[START OF Records to process]

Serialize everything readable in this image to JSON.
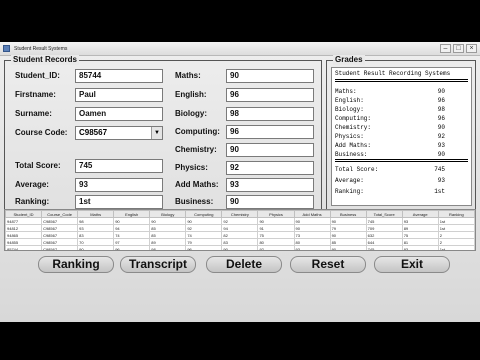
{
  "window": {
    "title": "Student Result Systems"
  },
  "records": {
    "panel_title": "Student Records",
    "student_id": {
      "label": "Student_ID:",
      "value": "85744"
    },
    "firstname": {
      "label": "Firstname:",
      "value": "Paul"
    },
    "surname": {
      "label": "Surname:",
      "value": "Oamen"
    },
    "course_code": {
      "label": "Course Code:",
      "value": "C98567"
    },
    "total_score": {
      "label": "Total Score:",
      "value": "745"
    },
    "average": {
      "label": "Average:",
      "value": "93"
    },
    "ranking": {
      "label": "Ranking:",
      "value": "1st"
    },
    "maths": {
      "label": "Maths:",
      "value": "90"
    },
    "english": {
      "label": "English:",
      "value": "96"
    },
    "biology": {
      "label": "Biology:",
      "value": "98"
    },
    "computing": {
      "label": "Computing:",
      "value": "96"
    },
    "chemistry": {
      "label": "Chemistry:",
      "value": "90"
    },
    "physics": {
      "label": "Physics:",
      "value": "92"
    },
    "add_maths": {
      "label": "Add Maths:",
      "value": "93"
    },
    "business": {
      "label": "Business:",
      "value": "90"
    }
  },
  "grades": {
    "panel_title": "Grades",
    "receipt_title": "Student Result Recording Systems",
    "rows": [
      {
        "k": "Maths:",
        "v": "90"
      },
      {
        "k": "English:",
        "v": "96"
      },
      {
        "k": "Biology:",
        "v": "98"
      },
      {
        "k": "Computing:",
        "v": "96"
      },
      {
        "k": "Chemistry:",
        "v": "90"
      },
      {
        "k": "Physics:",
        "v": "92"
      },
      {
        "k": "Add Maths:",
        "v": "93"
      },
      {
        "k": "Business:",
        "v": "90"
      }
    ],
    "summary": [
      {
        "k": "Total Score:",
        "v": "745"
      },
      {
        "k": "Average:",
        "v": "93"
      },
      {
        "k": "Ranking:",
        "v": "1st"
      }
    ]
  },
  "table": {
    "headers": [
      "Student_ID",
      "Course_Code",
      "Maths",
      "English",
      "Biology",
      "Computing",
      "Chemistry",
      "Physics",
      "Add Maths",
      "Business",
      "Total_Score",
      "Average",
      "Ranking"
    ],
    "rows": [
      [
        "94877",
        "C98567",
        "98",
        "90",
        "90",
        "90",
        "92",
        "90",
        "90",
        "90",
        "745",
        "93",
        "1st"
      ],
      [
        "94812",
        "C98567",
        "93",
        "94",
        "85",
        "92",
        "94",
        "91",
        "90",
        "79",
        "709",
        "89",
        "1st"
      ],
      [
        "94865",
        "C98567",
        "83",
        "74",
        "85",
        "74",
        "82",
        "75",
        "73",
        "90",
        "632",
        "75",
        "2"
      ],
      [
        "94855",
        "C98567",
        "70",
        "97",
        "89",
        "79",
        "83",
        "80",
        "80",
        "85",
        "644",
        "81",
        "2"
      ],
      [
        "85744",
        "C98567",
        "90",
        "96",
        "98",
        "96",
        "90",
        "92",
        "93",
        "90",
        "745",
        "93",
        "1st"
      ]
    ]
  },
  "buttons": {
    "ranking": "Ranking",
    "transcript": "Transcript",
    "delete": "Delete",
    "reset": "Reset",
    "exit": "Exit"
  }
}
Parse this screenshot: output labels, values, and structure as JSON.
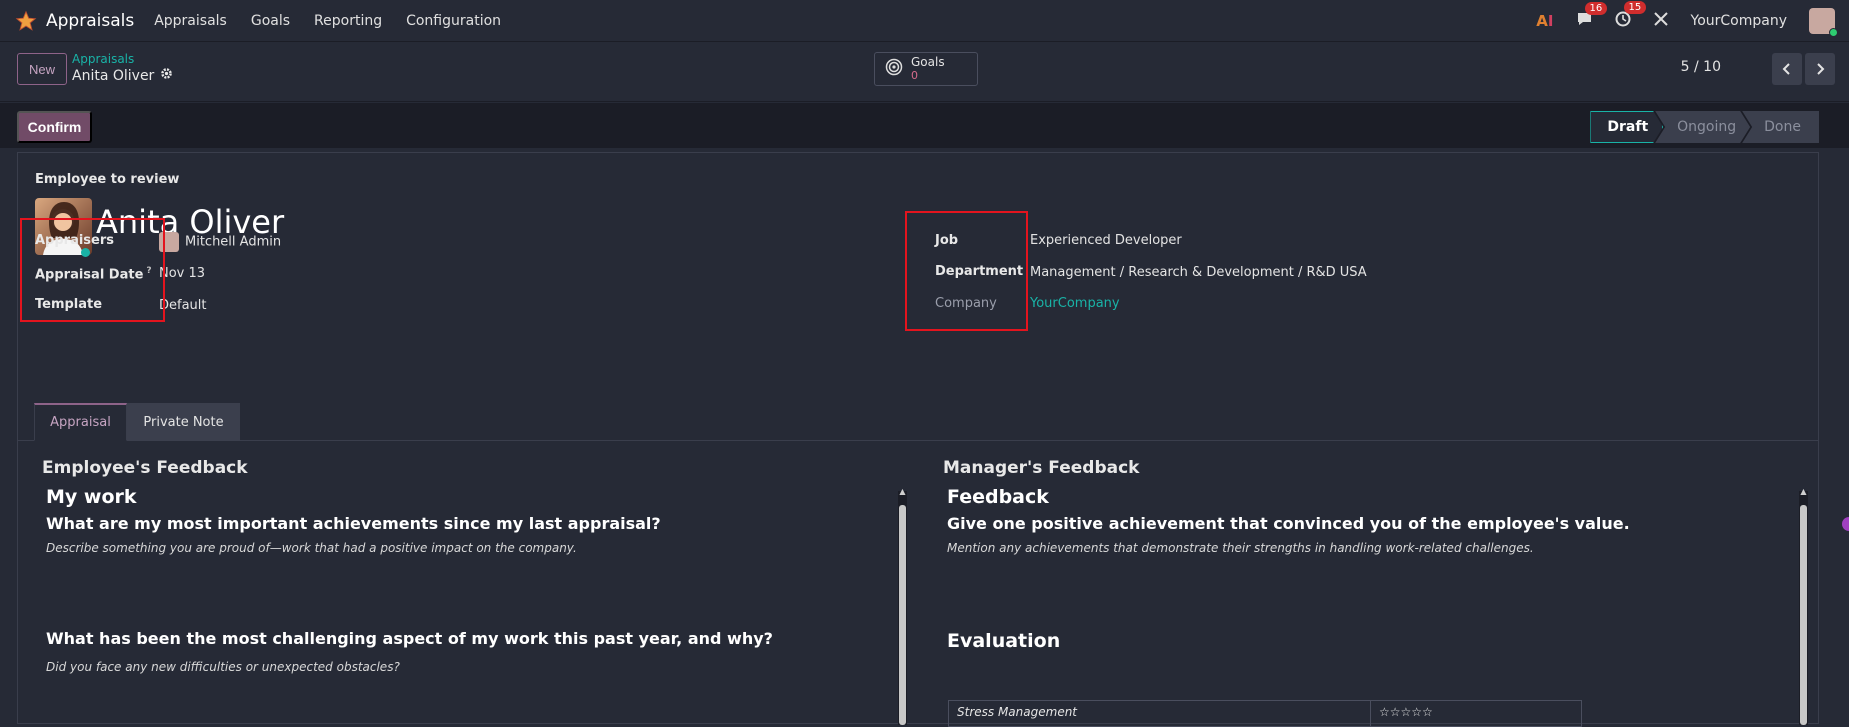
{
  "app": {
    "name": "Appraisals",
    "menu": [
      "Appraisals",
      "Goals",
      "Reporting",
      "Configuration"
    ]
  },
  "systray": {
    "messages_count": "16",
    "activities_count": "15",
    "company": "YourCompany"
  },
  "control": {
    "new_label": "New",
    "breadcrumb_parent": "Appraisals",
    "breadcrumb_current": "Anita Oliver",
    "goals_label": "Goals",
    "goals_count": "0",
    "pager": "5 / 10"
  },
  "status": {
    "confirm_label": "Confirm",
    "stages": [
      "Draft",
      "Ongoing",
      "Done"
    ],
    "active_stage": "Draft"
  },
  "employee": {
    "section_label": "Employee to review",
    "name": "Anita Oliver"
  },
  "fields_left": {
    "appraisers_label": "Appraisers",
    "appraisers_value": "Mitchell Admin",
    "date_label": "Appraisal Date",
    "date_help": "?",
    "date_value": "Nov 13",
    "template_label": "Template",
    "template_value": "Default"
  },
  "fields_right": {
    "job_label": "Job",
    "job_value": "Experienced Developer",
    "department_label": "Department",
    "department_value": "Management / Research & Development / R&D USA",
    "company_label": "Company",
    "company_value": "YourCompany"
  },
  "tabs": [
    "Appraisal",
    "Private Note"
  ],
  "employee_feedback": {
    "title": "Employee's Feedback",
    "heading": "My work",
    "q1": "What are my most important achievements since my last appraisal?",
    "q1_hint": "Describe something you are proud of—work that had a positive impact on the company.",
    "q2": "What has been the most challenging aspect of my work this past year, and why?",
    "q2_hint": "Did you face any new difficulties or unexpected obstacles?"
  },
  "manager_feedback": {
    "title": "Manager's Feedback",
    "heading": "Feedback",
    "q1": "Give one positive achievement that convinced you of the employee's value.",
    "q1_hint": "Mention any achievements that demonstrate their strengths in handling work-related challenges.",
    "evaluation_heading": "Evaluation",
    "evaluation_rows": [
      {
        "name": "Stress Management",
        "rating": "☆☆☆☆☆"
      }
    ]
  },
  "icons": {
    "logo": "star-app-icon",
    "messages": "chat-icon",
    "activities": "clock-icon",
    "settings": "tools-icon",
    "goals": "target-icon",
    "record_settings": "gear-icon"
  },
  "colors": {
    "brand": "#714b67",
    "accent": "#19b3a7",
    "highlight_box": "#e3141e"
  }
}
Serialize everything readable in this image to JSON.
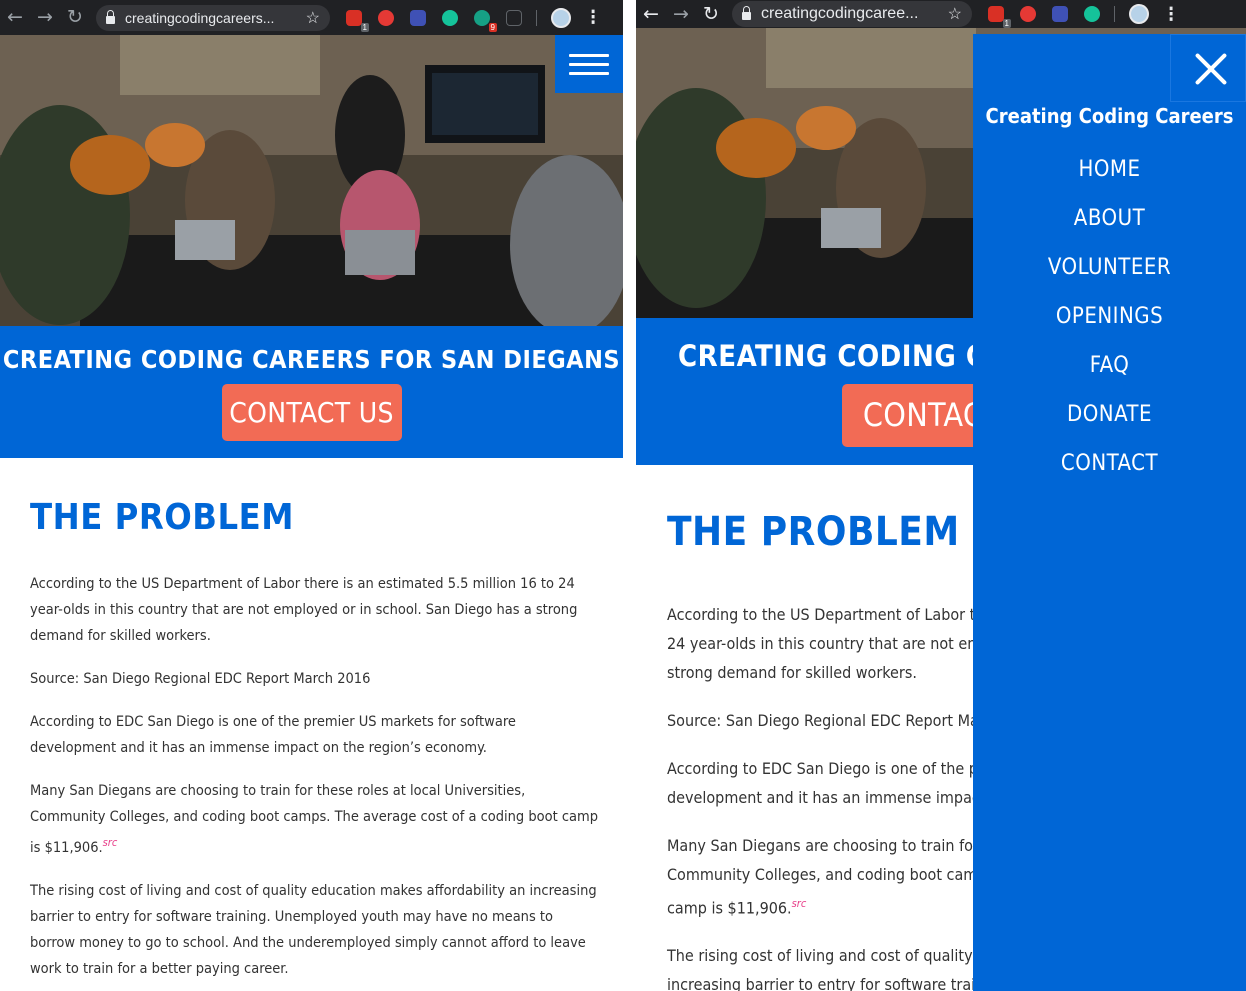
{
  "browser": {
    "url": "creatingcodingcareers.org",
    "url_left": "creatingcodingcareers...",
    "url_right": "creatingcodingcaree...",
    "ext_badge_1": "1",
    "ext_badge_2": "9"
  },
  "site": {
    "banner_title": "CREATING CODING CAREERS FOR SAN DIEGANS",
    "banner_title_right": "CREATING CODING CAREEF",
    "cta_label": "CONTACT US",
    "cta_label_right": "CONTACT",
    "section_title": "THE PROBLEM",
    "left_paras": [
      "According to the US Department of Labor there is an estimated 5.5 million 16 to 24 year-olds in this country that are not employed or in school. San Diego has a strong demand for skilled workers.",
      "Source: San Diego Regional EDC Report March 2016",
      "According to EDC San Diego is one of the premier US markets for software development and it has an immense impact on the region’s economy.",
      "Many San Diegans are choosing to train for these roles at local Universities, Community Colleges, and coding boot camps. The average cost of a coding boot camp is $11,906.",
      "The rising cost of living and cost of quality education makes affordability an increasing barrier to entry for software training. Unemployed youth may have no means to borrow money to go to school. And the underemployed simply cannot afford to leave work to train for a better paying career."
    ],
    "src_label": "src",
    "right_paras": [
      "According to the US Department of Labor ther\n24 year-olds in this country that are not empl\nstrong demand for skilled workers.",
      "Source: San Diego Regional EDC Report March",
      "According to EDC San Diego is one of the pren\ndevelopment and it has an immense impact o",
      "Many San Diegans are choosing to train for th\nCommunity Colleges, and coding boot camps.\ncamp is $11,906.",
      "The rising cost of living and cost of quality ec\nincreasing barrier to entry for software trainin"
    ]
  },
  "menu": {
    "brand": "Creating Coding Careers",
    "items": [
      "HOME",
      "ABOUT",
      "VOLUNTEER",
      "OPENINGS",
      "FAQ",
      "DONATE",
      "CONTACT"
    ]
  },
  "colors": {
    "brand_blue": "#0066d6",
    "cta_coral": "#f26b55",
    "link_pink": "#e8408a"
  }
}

[END OF Records to process]

What is being asked: The entries above are to be returned exactly, without their pictures.

Complete output:
Serialize everything readable in this image to JSON.
{
  "window": {
    "title": "Student Result Systems"
  },
  "records": {
    "panel_title": "Student Records",
    "student_id": {
      "label": "Student_ID:",
      "value": "85744"
    },
    "firstname": {
      "label": "Firstname:",
      "value": "Paul"
    },
    "surname": {
      "label": "Surname:",
      "value": "Oamen"
    },
    "course_code": {
      "label": "Course Code:",
      "value": "C98567"
    },
    "total_score": {
      "label": "Total Score:",
      "value": "745"
    },
    "average": {
      "label": "Average:",
      "value": "93"
    },
    "ranking": {
      "label": "Ranking:",
      "value": "1st"
    },
    "maths": {
      "label": "Maths:",
      "value": "90"
    },
    "english": {
      "label": "English:",
      "value": "96"
    },
    "biology": {
      "label": "Biology:",
      "value": "98"
    },
    "computing": {
      "label": "Computing:",
      "value": "96"
    },
    "chemistry": {
      "label": "Chemistry:",
      "value": "90"
    },
    "physics": {
      "label": "Physics:",
      "value": "92"
    },
    "add_maths": {
      "label": "Add Maths:",
      "value": "93"
    },
    "business": {
      "label": "Business:",
      "value": "90"
    }
  },
  "grades": {
    "panel_title": "Grades",
    "receipt_title": "Student Result Recording Systems",
    "rows": [
      {
        "k": "Maths:",
        "v": "90"
      },
      {
        "k": "English:",
        "v": "96"
      },
      {
        "k": "Biology:",
        "v": "98"
      },
      {
        "k": "Computing:",
        "v": "96"
      },
      {
        "k": "Chemistry:",
        "v": "90"
      },
      {
        "k": "Physics:",
        "v": "92"
      },
      {
        "k": "Add Maths:",
        "v": "93"
      },
      {
        "k": "Business:",
        "v": "90"
      }
    ],
    "summary": [
      {
        "k": "Total Score:",
        "v": "745"
      },
      {
        "k": "Average:",
        "v": "93"
      },
      {
        "k": "Ranking:",
        "v": "1st"
      }
    ]
  },
  "table": {
    "headers": [
      "Student_ID",
      "Course_Code",
      "Maths",
      "English",
      "Biology",
      "Computing",
      "Chemistry",
      "Physics",
      "Add Maths",
      "Business",
      "Total_Score",
      "Average",
      "Ranking"
    ],
    "rows": [
      [
        "94877",
        "C98567",
        "98",
        "90",
        "90",
        "90",
        "92",
        "90",
        "90",
        "90",
        "745",
        "93",
        "1st"
      ],
      [
        "94812",
        "C98567",
        "93",
        "94",
        "85",
        "92",
        "94",
        "91",
        "90",
        "79",
        "709",
        "89",
        "1st"
      ],
      [
        "94865",
        "C98567",
        "83",
        "74",
        "85",
        "74",
        "82",
        "75",
        "73",
        "90",
        "632",
        "75",
        "2"
      ],
      [
        "94855",
        "C98567",
        "70",
        "97",
        "89",
        "79",
        "83",
        "80",
        "80",
        "85",
        "644",
        "81",
        "2"
      ],
      [
        "85744",
        "C98567",
        "90",
        "96",
        "98",
        "96",
        "90",
        "92",
        "93",
        "90",
        "745",
        "93",
        "1st"
      ]
    ]
  },
  "buttons": {
    "ranking": "Ranking",
    "transcript": "Transcript",
    "delete": "Delete",
    "reset": "Reset",
    "exit": "Exit"
  }
}
Parse this screenshot: output labels, values, and structure as JSON.
{
  "app": {
    "name": "Appraisals",
    "menu": [
      "Appraisals",
      "Goals",
      "Reporting",
      "Configuration"
    ]
  },
  "systray": {
    "messages_count": "16",
    "activities_count": "15",
    "company": "YourCompany"
  },
  "control": {
    "new_label": "New",
    "breadcrumb_parent": "Appraisals",
    "breadcrumb_current": "Anita Oliver",
    "goals_label": "Goals",
    "goals_count": "0",
    "pager": "5 / 10"
  },
  "status": {
    "confirm_label": "Confirm",
    "stages": [
      "Draft",
      "Ongoing",
      "Done"
    ],
    "active_stage": "Draft"
  },
  "employee": {
    "section_label": "Employee to review",
    "name": "Anita Oliver"
  },
  "fields_left": {
    "appraisers_label": "Appraisers",
    "appraisers_value": "Mitchell Admin",
    "date_label": "Appraisal Date",
    "date_help": "?",
    "date_value": "Nov 13",
    "template_label": "Template",
    "template_value": "Default"
  },
  "fields_right": {
    "job_label": "Job",
    "job_value": "Experienced Developer",
    "department_label": "Department",
    "department_value": "Management / Research & Development / R&D USA",
    "company_label": "Company",
    "company_value": "YourCompany"
  },
  "tabs": [
    "Appraisal",
    "Private Note"
  ],
  "employee_feedback": {
    "title": "Employee's Feedback",
    "heading": "My work",
    "q1": "What are my most important achievements since my last appraisal?",
    "q1_hint": "Describe something you are proud of—work that had a positive impact on the company.",
    "q2": "What has been the most challenging aspect of my work this past year, and why?",
    "q2_hint": "Did you face any new difficulties or unexpected obstacles?"
  },
  "manager_feedback": {
    "title": "Manager's Feedback",
    "heading": "Feedback",
    "q1": "Give one positive achievement that convinced you of the employee's value.",
    "q1_hint": "Mention any achievements that demonstrate their strengths in handling work-related challenges.",
    "evaluation_heading": "Evaluation",
    "evaluation_rows": [
      {
        "name": "Stress Management",
        "rating": "☆☆☆☆☆"
      }
    ]
  },
  "icons": {
    "logo": "star-app-icon",
    "messages": "chat-icon",
    "activities": "clock-icon",
    "settings": "tools-icon",
    "goals": "target-icon",
    "record_settings": "gear-icon"
  },
  "colors": {
    "brand": "#714b67",
    "accent": "#19b3a7",
    "highlight_box": "#e3141e"
  }
}
Serialize everything readable in this image to JSON.
{
  "browser": {
    "url": "creatingcodingcareers.org",
    "url_left": "creatingcodingcareers...",
    "url_right": "creatingcodingcaree...",
    "ext_badge_1": "1",
    "ext_badge_2": "9"
  },
  "site": {
    "banner_title": "CREATING CODING CAREERS FOR SAN DIEGANS",
    "banner_title_right": "CREATING CODING CAREEF",
    "cta_label": "CONTACT US",
    "cta_label_right": "CONTACT",
    "section_title": "THE PROBLEM",
    "left_paras": [
      "According to the US Department of Labor there is an estimated 5.5 million 16 to 24 year-olds in this country that are not employed or in school. San Diego has a strong demand for skilled workers.",
      "Source: San Diego Regional EDC Report March 2016",
      "According to EDC San Diego is one of the premier US markets for software development and it has an immense impact on the region’s economy.",
      "Many San Diegans are choosing to train for these roles at local Universities, Community Colleges, and coding boot camps. The average cost of a coding boot camp is $11,906.",
      "The rising cost of living and cost of quality education makes affordability an increasing barrier to entry for software training. Unemployed youth may have no means to borrow money to go to school. And the underemployed simply cannot afford to leave work to train for a better paying career."
    ],
    "src_label": "src",
    "right_paras": [
      "According to the US Department of Labor ther\n24 year-olds in this country that are not empl\nstrong demand for skilled workers.",
      "Source: San Diego Regional EDC Report March",
      "According to EDC San Diego is one of the pren\ndevelopment and it has an immense impact o",
      "Many San Diegans are choosing to train for th\nCommunity Colleges, and coding boot camps.\ncamp is $11,906.",
      "The rising cost of living and cost of quality ec\nincreasing barrier to entry for software trainin"
    ]
  },
  "menu": {
    "brand": "Creating Coding Careers",
    "items": [
      "HOME",
      "ABOUT",
      "VOLUNTEER",
      "OPENINGS",
      "FAQ",
      "DONATE",
      "CONTACT"
    ]
  },
  "colors": {
    "brand_blue": "#0066d6",
    "cta_coral": "#f26b55",
    "link_pink": "#e8408a"
  }
}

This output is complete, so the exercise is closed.